▸ WORK TO COMPLETE: Write the data out again exactly, with no pictures.

── EXERCISE MATERIALS ──

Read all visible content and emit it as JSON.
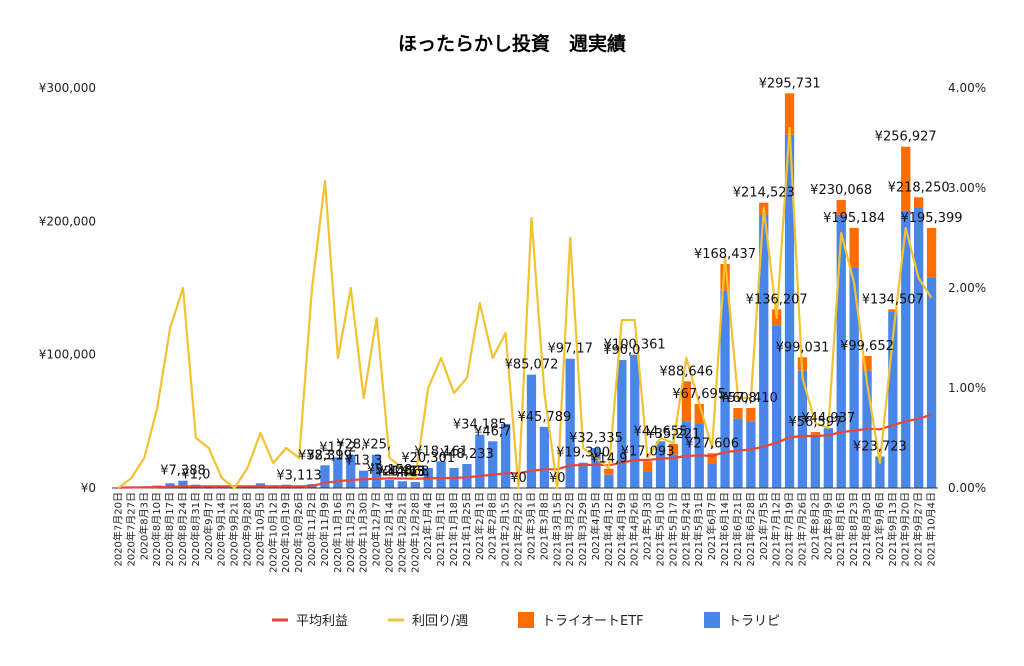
{
  "chart_data": {
    "type": "bar",
    "title": "ほったらかし投資　週実績",
    "y_left": {
      "min": 0,
      "max": 300000,
      "ticks": [
        "¥0",
        "¥100,000",
        "¥200,000",
        "¥300,000"
      ]
    },
    "y_right": {
      "min": 0,
      "max": 4,
      "ticks": [
        "0.00%",
        "1.00%",
        "2.00%",
        "3.00%",
        "4.00%"
      ]
    },
    "categories": [
      "2020年7月20日",
      "2020年7月27日",
      "2020年8月3日",
      "2020年8月10日",
      "2020年8月17日",
      "2020年8月24日",
      "2020年8月31日",
      "2020年9月7日",
      "2020年9月14日",
      "2020年9月21日",
      "2020年9月28日",
      "2020年10月5日",
      "2020年10月12日",
      "2020年10月19日",
      "2020年10月26日",
      "2020年11月2日",
      "2020年11月9日",
      "2020年11月16日",
      "2020年11月23日",
      "2020年11月30日",
      "2020年12月7日",
      "2020年12月14日",
      "2020年12月21日",
      "2020年12月28日",
      "2021年1月4日",
      "2021年1月11日",
      "2021年1月18日",
      "2021年1月25日",
      "2021年2月1日",
      "2021年2月8日",
      "2021年2月15日",
      "2021年2月22日",
      "2021年3月1日",
      "2021年3月8日",
      "2021年3月15日",
      "2021年3月22日",
      "2021年3月29日",
      "2021年4月5日",
      "2021年4月12日",
      "2021年4月19日",
      "2021年4月26日",
      "2021年5月3日",
      "2021年5月10日",
      "2021年5月17日",
      "2021年5月24日",
      "2021年5月31日",
      "2021年6月7日",
      "2021年6月14日",
      "2021年6月21日",
      "2021年6月28日",
      "2021年7月5日",
      "2021年7月12日",
      "2021年7月19日",
      "2021年7月26日",
      "2021年8月2日",
      "2021年8月9日",
      "2021年8月16日",
      "2021年8月23日",
      "2021年8月30日",
      "2021年9月6日",
      "2021年9月13日",
      "2021年9月20日",
      "2021年9月27日",
      "2021年10月4日"
    ],
    "series": [
      {
        "name": "トラリピ",
        "type": "bar",
        "axis": "left",
        "color": "#4a86e8",
        "values": [
          200,
          300,
          1200,
          1800,
          3500,
          5500,
          2500,
          1800,
          800,
          700,
          1500,
          3500,
          2000,
          2500,
          1800,
          3000,
          17000,
          23000,
          25000,
          13000,
          25000,
          6000,
          5000,
          4500,
          15000,
          20000,
          15000,
          18000,
          40000,
          35000,
          48000,
          0,
          85000,
          45789,
          0,
          97000,
          19000,
          30000,
          10000,
          96000,
          100000,
          12000,
          35000,
          25000,
          50000,
          48000,
          18000,
          148000,
          52000,
          50000,
          205000,
          122000,
          265000,
          88000,
          40000,
          44937,
          205000,
          165000,
          88000,
          23723,
          132000,
          208000,
          210000,
          158000
        ]
      },
      {
        "name": "トライオートETF",
        "type": "bar",
        "axis": "left",
        "color": "#ff6d01",
        "values": [
          0,
          0,
          0,
          0,
          0,
          0,
          0,
          0,
          0,
          0,
          0,
          0,
          0,
          0,
          0,
          0,
          0,
          0,
          0,
          0,
          0,
          0,
          0,
          0,
          0,
          0,
          0,
          0,
          0,
          0,
          0,
          0,
          0,
          0,
          0,
          0,
          0,
          0,
          4500,
          0,
          0,
          8000,
          0,
          8000,
          30000,
          15000,
          8000,
          20000,
          8000,
          10000,
          9000,
          12000,
          31000,
          10000,
          2000,
          0,
          11000,
          30000,
          11000,
          0,
          2000,
          48000,
          8000,
          37000
        ]
      },
      {
        "name": "平均利益",
        "type": "line",
        "axis": "left",
        "color": "#e8453c",
        "values": [
          300,
          400,
          500,
          700,
          900,
          1200,
          1300,
          1300,
          1300,
          1250,
          1200,
          1250,
          1250,
          1300,
          1300,
          1400,
          4000,
          5000,
          6000,
          6500,
          7000,
          7200,
          7100,
          7000,
          7200,
          7500,
          7600,
          8000,
          9000,
          10000,
          11000,
          11000,
          13000,
          14000,
          14000,
          17000,
          17200,
          17500,
          17000,
          19000,
          21000,
          21000,
          22000,
          22500,
          24000,
          24500,
          24000,
          27000,
          28000,
          29000,
          31000,
          34000,
          38000,
          39000,
          39000,
          39500,
          42000,
          43000,
          44500,
          44000,
          47000,
          50000,
          52000,
          55000
        ]
      },
      {
        "name": "利回り/週",
        "type": "line",
        "axis": "right",
        "color": "#f1c232",
        "values": [
          0.0,
          0.1,
          0.3,
          0.8,
          1.6,
          2.0,
          0.5,
          0.4,
          0.1,
          0.0,
          0.2,
          0.55,
          0.25,
          0.4,
          0.3,
          2.0,
          3.07,
          1.3,
          2.0,
          0.9,
          1.7,
          0.3,
          0.2,
          0.1,
          1.0,
          1.3,
          0.95,
          1.1,
          1.85,
          1.3,
          1.55,
          0.0,
          2.7,
          0.95,
          0.0,
          2.5,
          0.4,
          0.3,
          0.2,
          1.68,
          1.68,
          0.3,
          0.5,
          0.45,
          1.3,
          0.85,
          0.4,
          2.3,
          0.9,
          0.9,
          2.8,
          1.7,
          3.6,
          1.1,
          0.65,
          0.6,
          2.55,
          2.05,
          1.05,
          0.25,
          1.5,
          2.6,
          2.1,
          1.9
        ]
      }
    ],
    "data_labels": [
      "¥3,113",
      "¥38,399",
      "¥23,1",
      "¥17,2",
      "¥28,",
      "¥13,3",
      "¥25,",
      "¥5,158",
      "¥21,668",
      "¥4,6",
      "¥4,475",
      "¥13,",
      "¥20,301",
      "¥18,161",
      "¥48,233",
      "¥34,185",
      "¥46,7",
      "¥0",
      "¥85,072",
      "¥45,789",
      "¥0",
      "¥97,17",
      "¥19,300",
      "¥32,335",
      "¥14,9",
      "¥90,0",
      "¥100,361",
      "¥17,093",
      "¥44,655",
      "¥35,221",
      "¥88,646",
      "¥67,695",
      "¥27,606",
      "¥168,437",
      "¥57,8",
      "¥60,410",
      "¥214,523",
      "¥136,207",
      "¥295,731",
      "¥99,031",
      "¥56,597",
      "¥44,937",
      "¥230,068",
      "¥195,184",
      "¥99,652",
      "¥23,723",
      "¥134,507",
      "¥256,927",
      "¥218,250",
      "¥195,399",
      "¥7,388",
      "¥1,0"
    ],
    "legend": {
      "placement": "bottom",
      "entries": [
        "平均利益",
        "利回り/週",
        "トライオートETF",
        "トラリピ"
      ]
    },
    "grid": false
  }
}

───

▸ THE SOLUTION:
Read all visible content and emit it as JSON.
{
  "chart_data": {
    "type": "bar",
    "title": "ほったらかし投資　週実績",
    "y_left": {
      "min": 0,
      "max": 300000,
      "ticks": [
        "¥0",
        "¥100,000",
        "¥200,000",
        "¥300,000"
      ]
    },
    "y_right": {
      "min": 0,
      "max": 4,
      "ticks": [
        "0.00%",
        "1.00%",
        "2.00%",
        "3.00%",
        "4.00%"
      ]
    },
    "categories": [
      "2020年7月20日",
      "2020年7月27日",
      "2020年8月3日",
      "2020年8月10日",
      "2020年8月17日",
      "2020年8月24日",
      "2020年8月31日",
      "2020年9月7日",
      "2020年9月14日",
      "2020年9月21日",
      "2020年9月28日",
      "2020年10月5日",
      "2020年10月12日",
      "2020年10月19日",
      "2020年10月26日",
      "2020年11月2日",
      "2020年11月9日",
      "2020年11月16日",
      "2020年11月23日",
      "2020年11月30日",
      "2020年12月7日",
      "2020年12月14日",
      "2020年12月21日",
      "2020年12月28日",
      "2021年1月4日",
      "2021年1月11日",
      "2021年1月18日",
      "2021年1月25日",
      "2021年2月1日",
      "2021年2月8日",
      "2021年2月15日",
      "2021年2月22日",
      "2021年3月1日",
      "2021年3月8日",
      "2021年3月15日",
      "2021年3月22日",
      "2021年3月29日",
      "2021年4月5日",
      "2021年4月12日",
      "2021年4月19日",
      "2021年4月26日",
      "2021年5月3日",
      "2021年5月10日",
      "2021年5月17日",
      "2021年5月24日",
      "2021年5月31日",
      "2021年6月7日",
      "2021年6月14日",
      "2021年6月21日",
      "2021年6月28日",
      "2021年7月5日",
      "2021年7月12日",
      "2021年7月19日",
      "2021年7月26日",
      "2021年8月2日",
      "2021年8月9日",
      "2021年8月16日",
      "2021年8月23日",
      "2021年8月30日",
      "2021年9月6日",
      "2021年9月13日",
      "2021年9月20日",
      "2021年9月27日",
      "2021年10月4日"
    ],
    "series": [
      {
        "name": "トラリピ",
        "type": "bar",
        "axis": "left",
        "color": "#4a86e8",
        "values": [
          200,
          300,
          1200,
          1800,
          3500,
          5500,
          2500,
          1800,
          800,
          700,
          1500,
          3500,
          2000,
          2500,
          1800,
          3000,
          17000,
          23000,
          25000,
          13000,
          25000,
          6000,
          5000,
          4500,
          15000,
          20000,
          15000,
          18000,
          40000,
          35000,
          48000,
          0,
          85000,
          45789,
          0,
          97000,
          19000,
          30000,
          10000,
          96000,
          100000,
          12000,
          35000,
          25000,
          50000,
          48000,
          18000,
          148000,
          52000,
          50000,
          205000,
          122000,
          265000,
          88000,
          40000,
          44937,
          205000,
          165000,
          88000,
          23723,
          132000,
          208000,
          210000,
          158000
        ]
      },
      {
        "name": "トライオートETF",
        "type": "bar",
        "axis": "left",
        "color": "#ff6d01",
        "values": [
          0,
          0,
          0,
          0,
          0,
          0,
          0,
          0,
          0,
          0,
          0,
          0,
          0,
          0,
          0,
          0,
          0,
          0,
          0,
          0,
          0,
          0,
          0,
          0,
          0,
          0,
          0,
          0,
          0,
          0,
          0,
          0,
          0,
          0,
          0,
          0,
          0,
          0,
          4500,
          0,
          0,
          8000,
          0,
          8000,
          30000,
          15000,
          8000,
          20000,
          8000,
          10000,
          9000,
          12000,
          31000,
          10000,
          2000,
          0,
          11000,
          30000,
          11000,
          0,
          2000,
          48000,
          8000,
          37000
        ]
      },
      {
        "name": "平均利益",
        "type": "line",
        "axis": "left",
        "color": "#e8453c",
        "values": [
          300,
          400,
          500,
          700,
          900,
          1200,
          1300,
          1300,
          1300,
          1250,
          1200,
          1250,
          1250,
          1300,
          1300,
          1400,
          4000,
          5000,
          6000,
          6500,
          7000,
          7200,
          7100,
          7000,
          7200,
          7500,
          7600,
          8000,
          9000,
          10000,
          11000,
          11000,
          13000,
          14000,
          14000,
          17000,
          17200,
          17500,
          17000,
          19000,
          21000,
          21000,
          22000,
          22500,
          24000,
          24500,
          24000,
          27000,
          28000,
          29000,
          31000,
          34000,
          38000,
          39000,
          39000,
          39500,
          42000,
          43000,
          44500,
          44000,
          47000,
          50000,
          52000,
          55000
        ]
      },
      {
        "name": "利回り/週",
        "type": "line",
        "axis": "right",
        "color": "#f1c232",
        "values": [
          0.0,
          0.1,
          0.3,
          0.8,
          1.6,
          2.0,
          0.5,
          0.4,
          0.1,
          0.0,
          0.2,
          0.55,
          0.25,
          0.4,
          0.3,
          2.0,
          3.07,
          1.3,
          2.0,
          0.9,
          1.7,
          0.3,
          0.2,
          0.1,
          1.0,
          1.3,
          0.95,
          1.1,
          1.85,
          1.3,
          1.55,
          0.0,
          2.7,
          0.95,
          0.0,
          2.5,
          0.4,
          0.3,
          0.2,
          1.68,
          1.68,
          0.3,
          0.5,
          0.45,
          1.3,
          0.85,
          0.4,
          2.3,
          0.9,
          0.9,
          2.8,
          1.7,
          3.6,
          1.1,
          0.65,
          0.6,
          2.55,
          2.05,
          1.05,
          0.25,
          1.5,
          2.6,
          2.1,
          1.9
        ]
      }
    ],
    "data_labels": [
      "¥3,113",
      "¥38,399",
      "¥23,1",
      "¥17,2",
      "¥28,",
      "¥13,3",
      "¥25,",
      "¥5,158",
      "¥21,668",
      "¥4,6",
      "¥4,475",
      "¥13,",
      "¥20,301",
      "¥18,161",
      "¥48,233",
      "¥34,185",
      "¥46,7",
      "¥0",
      "¥85,072",
      "¥45,789",
      "¥0",
      "¥97,17",
      "¥19,300",
      "¥32,335",
      "¥14,9",
      "¥90,0",
      "¥100,361",
      "¥17,093",
      "¥44,655",
      "¥35,221",
      "¥88,646",
      "¥67,695",
      "¥27,606",
      "¥168,437",
      "¥57,8",
      "¥60,410",
      "¥214,523",
      "¥136,207",
      "¥295,731",
      "¥99,031",
      "¥56,597",
      "¥44,937",
      "¥230,068",
      "¥195,184",
      "¥99,652",
      "¥23,723",
      "¥134,507",
      "¥256,927",
      "¥218,250",
      "¥195,399",
      "¥7,388",
      "¥1,0"
    ],
    "legend": {
      "placement": "bottom",
      "entries": [
        "平均利益",
        "利回り/週",
        "トライオートETF",
        "トラリピ"
      ]
    },
    "grid": false
  }
}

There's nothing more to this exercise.